## DIRECTIVE
Quote all of the data exactly as given. Skip every picture it contains.

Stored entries
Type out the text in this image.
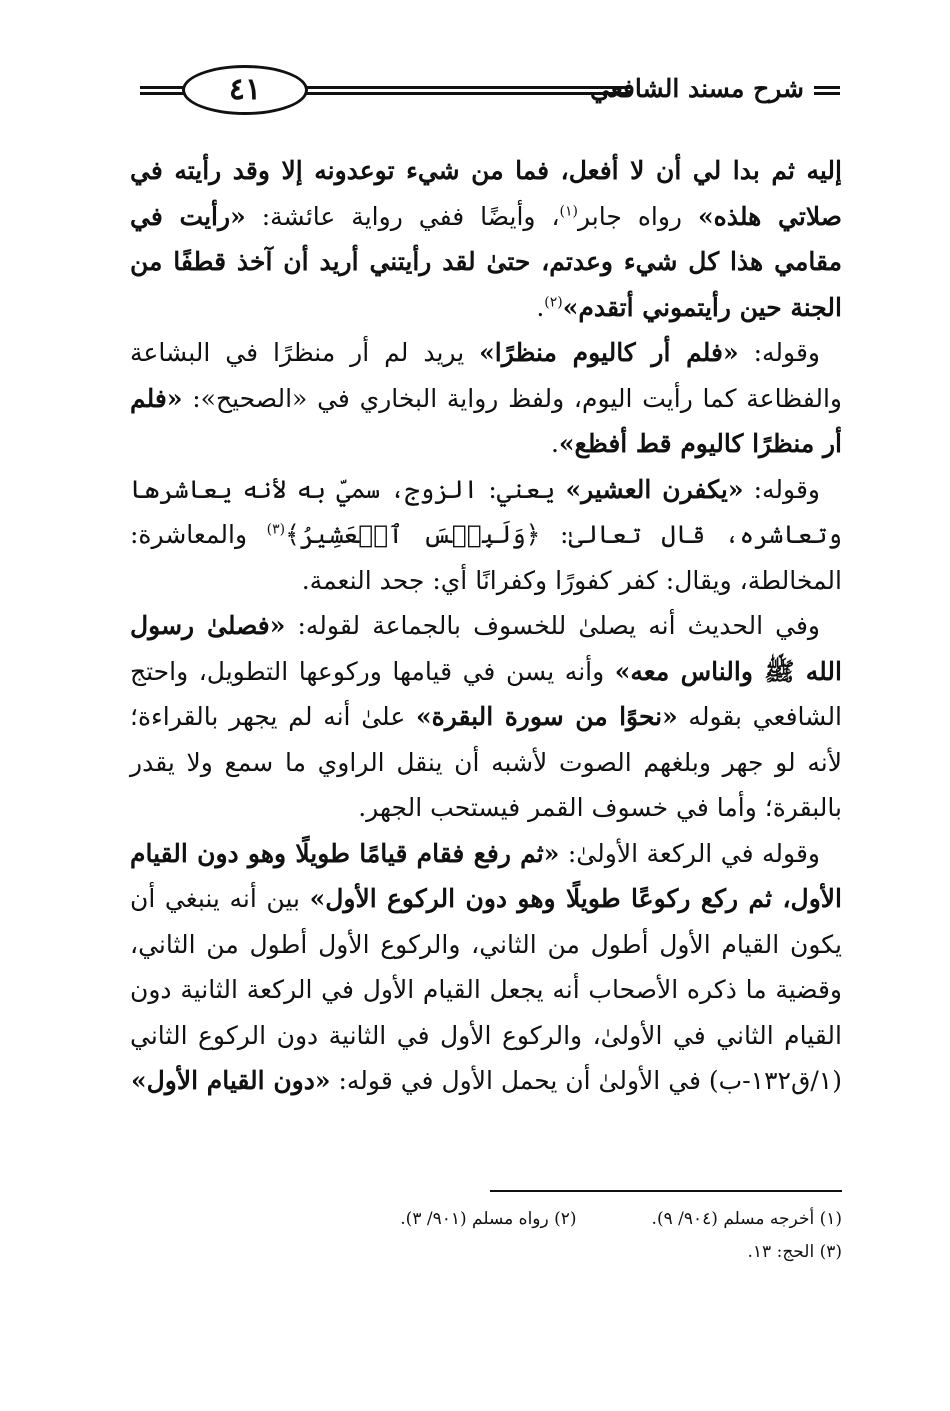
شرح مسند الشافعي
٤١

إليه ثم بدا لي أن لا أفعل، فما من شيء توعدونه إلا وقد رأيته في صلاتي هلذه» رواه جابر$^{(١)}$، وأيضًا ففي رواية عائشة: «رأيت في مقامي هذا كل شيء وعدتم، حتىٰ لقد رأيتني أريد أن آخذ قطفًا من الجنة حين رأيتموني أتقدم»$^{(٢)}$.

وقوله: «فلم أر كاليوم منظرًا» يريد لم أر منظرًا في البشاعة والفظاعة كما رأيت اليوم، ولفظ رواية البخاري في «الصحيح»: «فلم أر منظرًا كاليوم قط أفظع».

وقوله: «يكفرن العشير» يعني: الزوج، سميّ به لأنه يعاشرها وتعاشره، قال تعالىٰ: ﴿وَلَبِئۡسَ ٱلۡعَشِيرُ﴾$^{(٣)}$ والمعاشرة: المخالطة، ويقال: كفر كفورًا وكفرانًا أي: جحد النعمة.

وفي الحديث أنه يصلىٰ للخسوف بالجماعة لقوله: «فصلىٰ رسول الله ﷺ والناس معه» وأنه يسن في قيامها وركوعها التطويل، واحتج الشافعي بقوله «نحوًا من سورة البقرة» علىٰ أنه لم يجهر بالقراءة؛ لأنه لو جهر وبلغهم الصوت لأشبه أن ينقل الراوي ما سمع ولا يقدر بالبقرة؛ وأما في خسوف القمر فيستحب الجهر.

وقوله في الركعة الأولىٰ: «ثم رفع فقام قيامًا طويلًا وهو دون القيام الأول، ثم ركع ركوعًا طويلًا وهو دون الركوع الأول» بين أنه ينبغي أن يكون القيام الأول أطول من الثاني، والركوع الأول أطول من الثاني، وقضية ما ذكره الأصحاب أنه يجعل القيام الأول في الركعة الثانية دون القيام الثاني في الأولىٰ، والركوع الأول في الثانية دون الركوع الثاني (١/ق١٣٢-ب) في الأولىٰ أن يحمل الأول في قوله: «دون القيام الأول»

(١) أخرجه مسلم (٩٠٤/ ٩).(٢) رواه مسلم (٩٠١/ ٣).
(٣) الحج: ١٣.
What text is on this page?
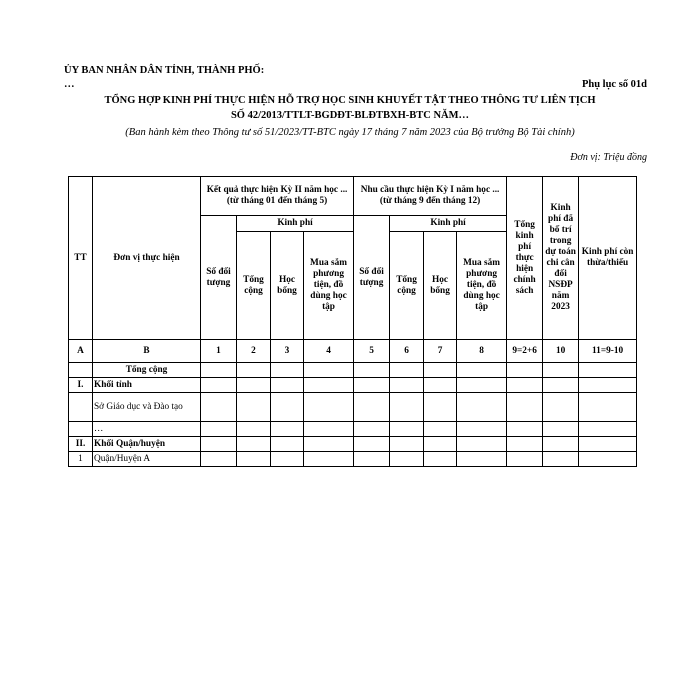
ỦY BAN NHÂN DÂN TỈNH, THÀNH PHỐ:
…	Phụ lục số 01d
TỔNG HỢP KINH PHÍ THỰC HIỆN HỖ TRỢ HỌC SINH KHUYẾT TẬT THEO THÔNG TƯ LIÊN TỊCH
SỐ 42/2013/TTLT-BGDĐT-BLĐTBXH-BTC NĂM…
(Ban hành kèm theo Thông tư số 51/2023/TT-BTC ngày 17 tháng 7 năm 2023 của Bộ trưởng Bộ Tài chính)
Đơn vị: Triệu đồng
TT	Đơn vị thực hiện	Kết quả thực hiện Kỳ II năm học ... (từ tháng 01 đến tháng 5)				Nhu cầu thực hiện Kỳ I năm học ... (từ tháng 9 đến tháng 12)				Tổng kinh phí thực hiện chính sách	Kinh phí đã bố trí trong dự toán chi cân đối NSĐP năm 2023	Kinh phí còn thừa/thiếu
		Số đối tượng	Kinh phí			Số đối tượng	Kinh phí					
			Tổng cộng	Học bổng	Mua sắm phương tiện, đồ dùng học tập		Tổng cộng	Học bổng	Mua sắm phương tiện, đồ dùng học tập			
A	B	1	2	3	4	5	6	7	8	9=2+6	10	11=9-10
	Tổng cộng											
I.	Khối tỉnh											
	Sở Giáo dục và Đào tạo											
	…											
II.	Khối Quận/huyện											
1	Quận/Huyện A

## THE OUTPUT
Type out the text in this image.
شرح مسند الشافعي
٤١

إليه ثم بدا لي أن لا أفعل، فما من شيء توعدونه إلا وقد رأيته في صلاتي هلذه» رواه جابر$^{(١)}$، وأيضًا ففي رواية عائشة: «رأيت في مقامي هذا كل شيء وعدتم، حتىٰ لقد رأيتني أريد أن آخذ قطفًا من الجنة حين رأيتموني أتقدم»$^{(٢)}$.

وقوله: «فلم أر كاليوم منظرًا» يريد لم أر منظرًا في البشاعة والفظاعة كما رأيت اليوم، ولفظ رواية البخاري في «الصحيح»: «فلم أر منظرًا كاليوم قط أفظع».

وقوله: «يكفرن العشير» يعني: الزوج، سميّ به لأنه يعاشرها وتعاشره، قال تعالىٰ: ﴿وَلَبِئۡسَ ٱلۡعَشِيرُ﴾$^{(٣)}$ والمعاشرة: المخالطة، ويقال: كفر كفورًا وكفرانًا أي: جحد النعمة.

وفي الحديث أنه يصلىٰ للخسوف بالجماعة لقوله: «فصلىٰ رسول الله ﷺ والناس معه» وأنه يسن في قيامها وركوعها التطويل، واحتج الشافعي بقوله «نحوًا من سورة البقرة» علىٰ أنه لم يجهر بالقراءة؛ لأنه لو جهر وبلغهم الصوت لأشبه أن ينقل الراوي ما سمع ولا يقدر بالبقرة؛ وأما في خسوف القمر فيستحب الجهر.

وقوله في الركعة الأولىٰ: «ثم رفع فقام قيامًا طويلًا وهو دون القيام الأول، ثم ركع ركوعًا طويلًا وهو دون الركوع الأول» بين أنه ينبغي أن يكون القيام الأول أطول من الثاني، والركوع الأول أطول من الثاني، وقضية ما ذكره الأصحاب أنه يجعل القيام الأول في الركعة الثانية دون القيام الثاني في الأولىٰ، والركوع الأول في الثانية دون الركوع الثاني (١/ق١٣٢-ب) في الأولىٰ أن يحمل الأول في قوله: «دون القيام الأول»

(١) أخرجه مسلم (٩٠٤/ ٩).(٢) رواه مسلم (٩٠١/ ٣).
(٣) الحج: ١٣.
What text is on this page?
ỦY BAN NHÂN DÂN TỈNH, THÀNH PHỐ:
…	Phụ lục số 01d
TỔNG HỢP KINH PHÍ THỰC HIỆN HỖ TRỢ HỌC SINH KHUYẾT TẬT THEO THÔNG TƯ LIÊN TỊCH
SỐ 42/2013/TTLT-BGDĐT-BLĐTBXH-BTC NĂM…
(Ban hành kèm theo Thông tư số 51/2023/TT-BTC ngày 17 tháng 7 năm 2023 của Bộ trưởng Bộ Tài chính)
Đơn vị: Triệu đồng
TT	Đơn vị thực hiện	Kết quả thực hiện Kỳ II năm học ... (từ tháng 01 đến tháng 5)				Nhu cầu thực hiện Kỳ I năm học ... (từ tháng 9 đến tháng 12)				Tổng kinh phí thực hiện chính sách	Kinh phí đã bố trí trong dự toán chi cân đối NSĐP năm 2023	Kinh phí còn thừa/thiếu
		Số đối tượng	Kinh phí			Số đối tượng	Kinh phí					
			Tổng cộng	Học bổng	Mua sắm phương tiện, đồ dùng học tập		Tổng cộng	Học bổng	Mua sắm phương tiện, đồ dùng học tập			
A	B	1	2	3	4	5	6	7	8	9=2+6	10	11=9-10
	Tổng cộng											
I.	Khối tỉnh											
	Sở Giáo dục và Đào tạo											
	…											
II.	Khối Quận/huyện											
1	Quận/Huyện A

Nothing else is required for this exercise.